* [Извлечённый текст]:
┌────────

Читаем СССР. Жизнь после смерти полностью

Как многое другое в рамках советского проекта, носившего ярко выраженный идеократический характер, национальное строительство в СССР осуществлялось в соответствии с партийной доктриной, в свою очередь, разработанной в рамках традиции европейской социал-демократии. При этом одновременно эта доктрина опиралась на практику сотрудничества с новыми политическими субъектами – национал-предпринимателями, «представлявшими» нерусские народы, национальное чувство было «разбужено» в период революции. То есть для национальной политики большевиков изначально была характерна эта двойственность: с одной стороны, ее доктринальный и даже доктринерский характер, а с другой – своеобразный прагматизм, постоянная коррекция курса в соответствии с политическими задачами, трудностями реализации и т. д.

Несмотря на амбивалентное отношение к национализму, который в рамках марксизма всегда рассматривался не просто как форма ложного сознания, навязываемая реакционными силами пролетариату и мешавшая трудящимся осознать свои истинные классовые интересы, большевики рассматривали его в то же время и как дискурсивного конкурента, способного мобилизовать энергию масс на решение ложных задач.

└────────

* [Задание A]: Перепишите дословно фрагмент текста о национальной политике в СССР от слов «Несмотря на амбивалентное» до слов «решение ложных задач.».
* [Задание B]: Выпишите из текста о национальной политике в СССР все различные словоформы, начинающиеся с «национ», по одному разу и в том виде, в каком они стоят в тексте.
Записи ниже взяты из другого источника.

* [Записи]:

┌────────

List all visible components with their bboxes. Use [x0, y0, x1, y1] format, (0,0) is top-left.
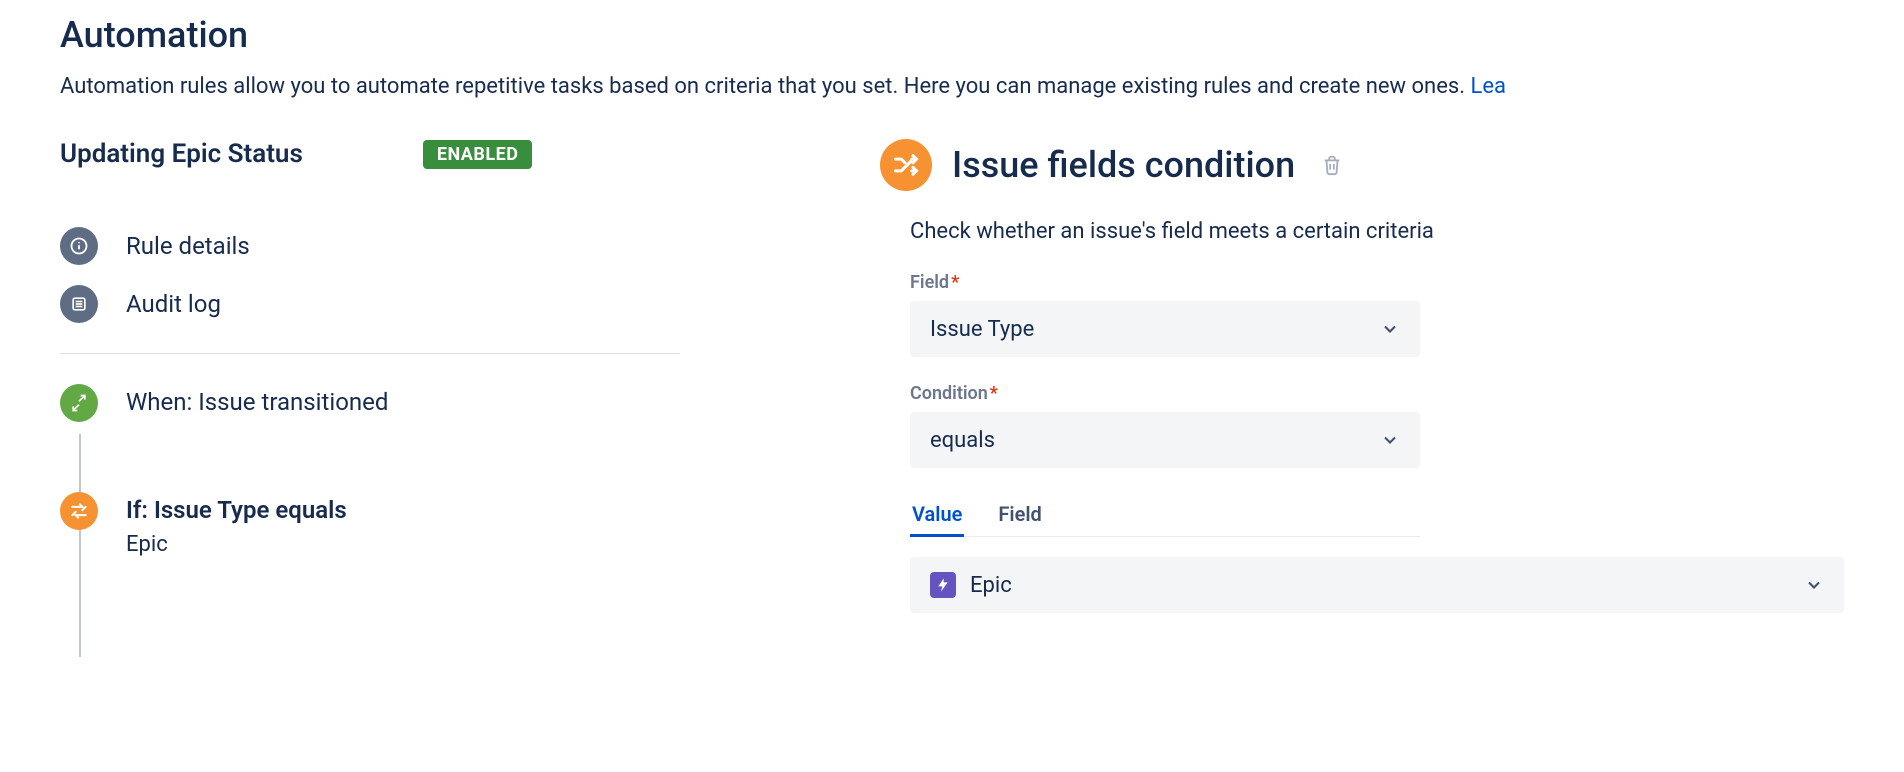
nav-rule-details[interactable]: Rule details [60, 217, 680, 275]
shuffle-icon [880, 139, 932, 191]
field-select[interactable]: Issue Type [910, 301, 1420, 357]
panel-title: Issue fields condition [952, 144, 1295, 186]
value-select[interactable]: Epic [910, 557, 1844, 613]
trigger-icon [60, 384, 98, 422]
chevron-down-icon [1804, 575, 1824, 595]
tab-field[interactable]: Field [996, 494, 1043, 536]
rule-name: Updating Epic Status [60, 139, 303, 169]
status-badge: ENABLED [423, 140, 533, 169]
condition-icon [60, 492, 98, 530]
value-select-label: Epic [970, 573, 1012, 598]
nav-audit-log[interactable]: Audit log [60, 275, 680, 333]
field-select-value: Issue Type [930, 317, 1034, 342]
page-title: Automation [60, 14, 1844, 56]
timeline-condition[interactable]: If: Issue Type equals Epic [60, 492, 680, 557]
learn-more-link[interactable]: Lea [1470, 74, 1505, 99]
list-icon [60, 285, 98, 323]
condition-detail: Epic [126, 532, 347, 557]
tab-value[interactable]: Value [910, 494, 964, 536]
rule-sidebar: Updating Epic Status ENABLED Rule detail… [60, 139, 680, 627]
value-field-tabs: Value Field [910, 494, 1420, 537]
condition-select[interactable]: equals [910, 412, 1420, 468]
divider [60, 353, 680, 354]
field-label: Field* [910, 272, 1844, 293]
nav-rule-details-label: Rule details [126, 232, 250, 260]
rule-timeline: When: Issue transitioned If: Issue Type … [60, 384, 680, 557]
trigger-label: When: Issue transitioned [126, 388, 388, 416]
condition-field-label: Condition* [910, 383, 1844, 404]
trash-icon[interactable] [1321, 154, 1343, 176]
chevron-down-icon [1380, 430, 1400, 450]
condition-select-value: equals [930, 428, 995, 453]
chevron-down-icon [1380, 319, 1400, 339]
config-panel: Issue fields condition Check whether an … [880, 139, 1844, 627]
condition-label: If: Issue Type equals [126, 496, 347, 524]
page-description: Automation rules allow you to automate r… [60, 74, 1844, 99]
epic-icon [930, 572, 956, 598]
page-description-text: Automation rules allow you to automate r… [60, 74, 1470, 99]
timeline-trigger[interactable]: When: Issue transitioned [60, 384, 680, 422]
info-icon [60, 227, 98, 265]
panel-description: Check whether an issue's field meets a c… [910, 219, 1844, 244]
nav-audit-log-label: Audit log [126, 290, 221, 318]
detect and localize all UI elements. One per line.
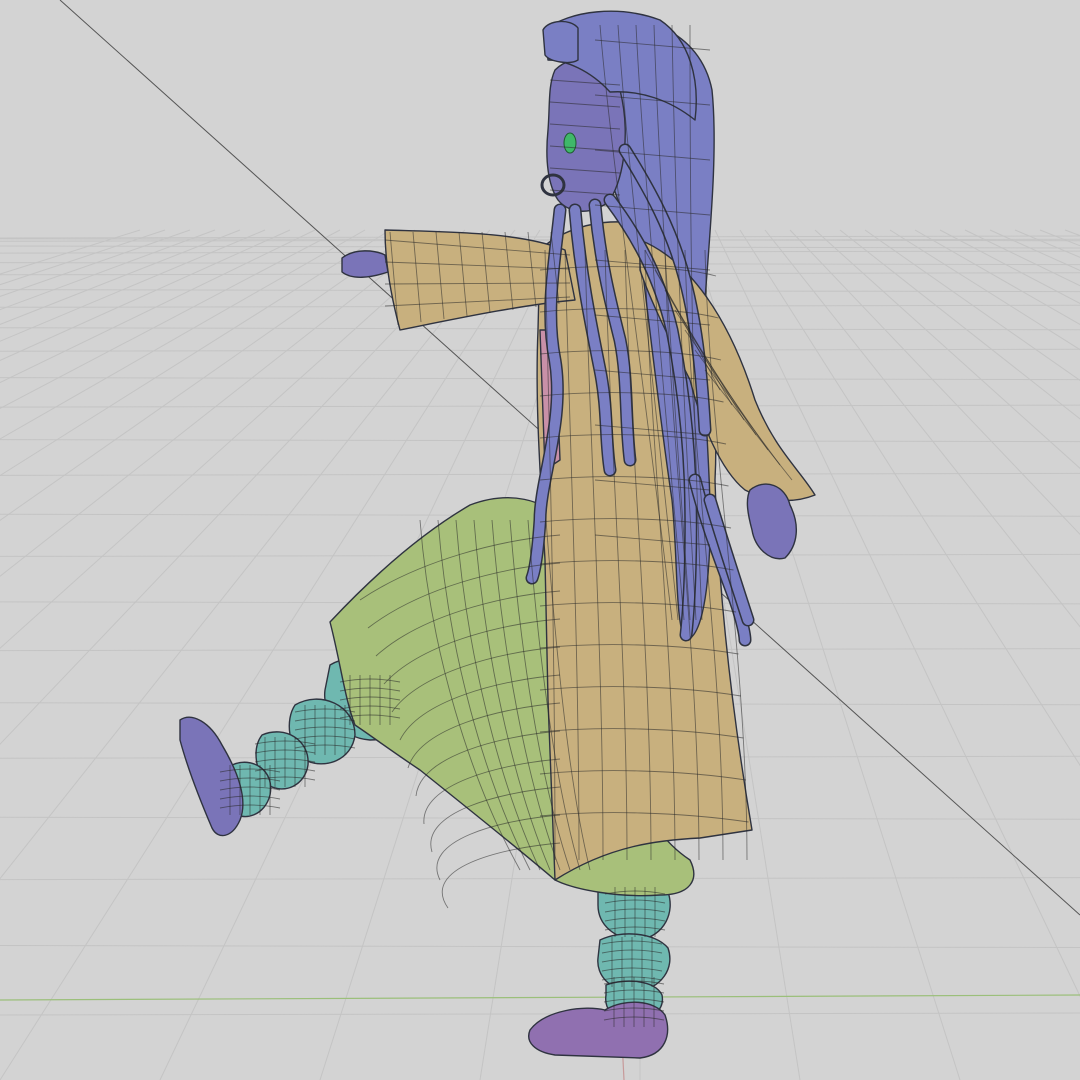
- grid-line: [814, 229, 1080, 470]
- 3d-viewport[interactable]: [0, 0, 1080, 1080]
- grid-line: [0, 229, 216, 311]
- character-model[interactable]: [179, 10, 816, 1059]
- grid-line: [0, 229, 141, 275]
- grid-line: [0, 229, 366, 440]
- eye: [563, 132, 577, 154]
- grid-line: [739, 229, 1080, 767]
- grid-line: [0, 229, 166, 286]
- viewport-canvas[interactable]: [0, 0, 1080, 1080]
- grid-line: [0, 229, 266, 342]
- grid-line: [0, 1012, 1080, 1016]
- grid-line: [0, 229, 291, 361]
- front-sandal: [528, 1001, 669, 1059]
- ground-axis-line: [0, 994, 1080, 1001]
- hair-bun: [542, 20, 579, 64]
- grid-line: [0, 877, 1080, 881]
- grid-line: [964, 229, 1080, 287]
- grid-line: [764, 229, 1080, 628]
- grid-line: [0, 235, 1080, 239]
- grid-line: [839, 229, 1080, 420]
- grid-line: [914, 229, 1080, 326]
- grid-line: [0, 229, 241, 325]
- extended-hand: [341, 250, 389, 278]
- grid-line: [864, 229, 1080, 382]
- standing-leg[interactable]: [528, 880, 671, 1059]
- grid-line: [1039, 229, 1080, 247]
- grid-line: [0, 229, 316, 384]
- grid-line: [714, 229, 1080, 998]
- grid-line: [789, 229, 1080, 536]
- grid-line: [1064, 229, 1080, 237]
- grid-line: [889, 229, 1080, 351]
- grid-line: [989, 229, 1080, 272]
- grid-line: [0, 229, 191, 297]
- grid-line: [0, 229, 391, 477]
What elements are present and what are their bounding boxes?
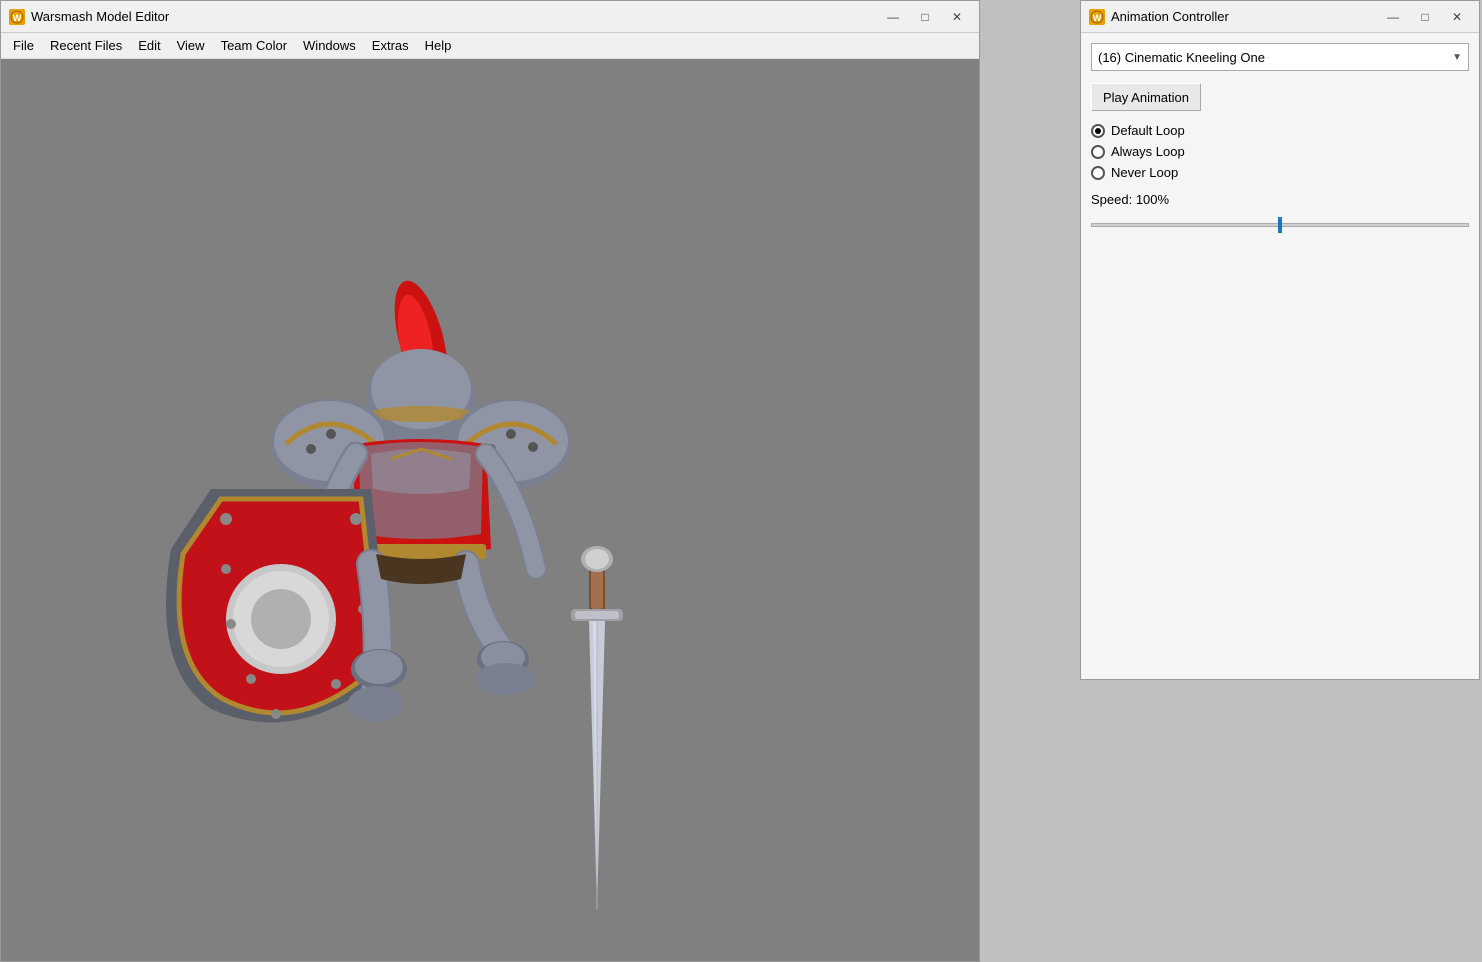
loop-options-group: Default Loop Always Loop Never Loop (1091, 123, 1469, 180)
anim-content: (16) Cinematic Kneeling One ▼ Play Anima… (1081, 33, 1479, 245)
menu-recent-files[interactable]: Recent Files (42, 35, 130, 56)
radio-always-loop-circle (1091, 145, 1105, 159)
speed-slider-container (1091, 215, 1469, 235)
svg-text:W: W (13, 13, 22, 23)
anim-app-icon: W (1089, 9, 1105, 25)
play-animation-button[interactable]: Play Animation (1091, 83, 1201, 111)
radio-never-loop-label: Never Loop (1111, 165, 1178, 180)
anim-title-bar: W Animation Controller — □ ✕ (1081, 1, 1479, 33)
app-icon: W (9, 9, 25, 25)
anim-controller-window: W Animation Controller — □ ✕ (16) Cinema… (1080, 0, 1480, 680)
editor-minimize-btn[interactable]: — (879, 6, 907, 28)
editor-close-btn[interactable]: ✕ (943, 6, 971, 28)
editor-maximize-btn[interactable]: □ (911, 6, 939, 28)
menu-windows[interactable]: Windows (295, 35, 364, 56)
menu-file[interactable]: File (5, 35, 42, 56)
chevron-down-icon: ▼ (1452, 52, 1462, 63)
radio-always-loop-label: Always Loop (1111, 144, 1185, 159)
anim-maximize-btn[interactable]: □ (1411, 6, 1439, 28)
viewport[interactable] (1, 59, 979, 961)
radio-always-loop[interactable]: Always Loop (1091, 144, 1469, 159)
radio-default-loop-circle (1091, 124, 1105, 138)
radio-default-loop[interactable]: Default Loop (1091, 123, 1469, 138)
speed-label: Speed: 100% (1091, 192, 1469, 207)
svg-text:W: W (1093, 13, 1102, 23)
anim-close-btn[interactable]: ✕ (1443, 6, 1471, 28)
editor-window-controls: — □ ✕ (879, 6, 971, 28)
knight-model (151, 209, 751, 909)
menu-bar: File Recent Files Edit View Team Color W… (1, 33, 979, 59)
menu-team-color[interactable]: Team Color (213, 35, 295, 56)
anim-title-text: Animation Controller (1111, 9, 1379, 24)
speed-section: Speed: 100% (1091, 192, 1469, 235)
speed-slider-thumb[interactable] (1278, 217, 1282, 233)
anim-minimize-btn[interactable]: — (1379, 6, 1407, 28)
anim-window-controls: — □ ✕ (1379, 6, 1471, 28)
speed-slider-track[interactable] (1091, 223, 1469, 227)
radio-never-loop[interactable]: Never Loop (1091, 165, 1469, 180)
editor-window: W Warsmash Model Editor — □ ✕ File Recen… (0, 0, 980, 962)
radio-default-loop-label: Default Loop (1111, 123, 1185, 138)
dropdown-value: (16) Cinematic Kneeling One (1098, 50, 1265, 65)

└────────

* [Правильный ответ A]:
Несмотря на амбивалентное отношение к национализму, который в рамках марксизма всегда рассматривался не просто как форма ложного сознания, навязываемая реакционными силами пролетариату и мешавшая трудящимся осознать свои истинные классовые интересы, большевики рассматривали его в то же время и как дискурсивного конкурента, способного мобилизовать энергию масс на решение ложных задач.

* [Правильный ответ B]: национальное, национал-предпринимателями, национальной, национализму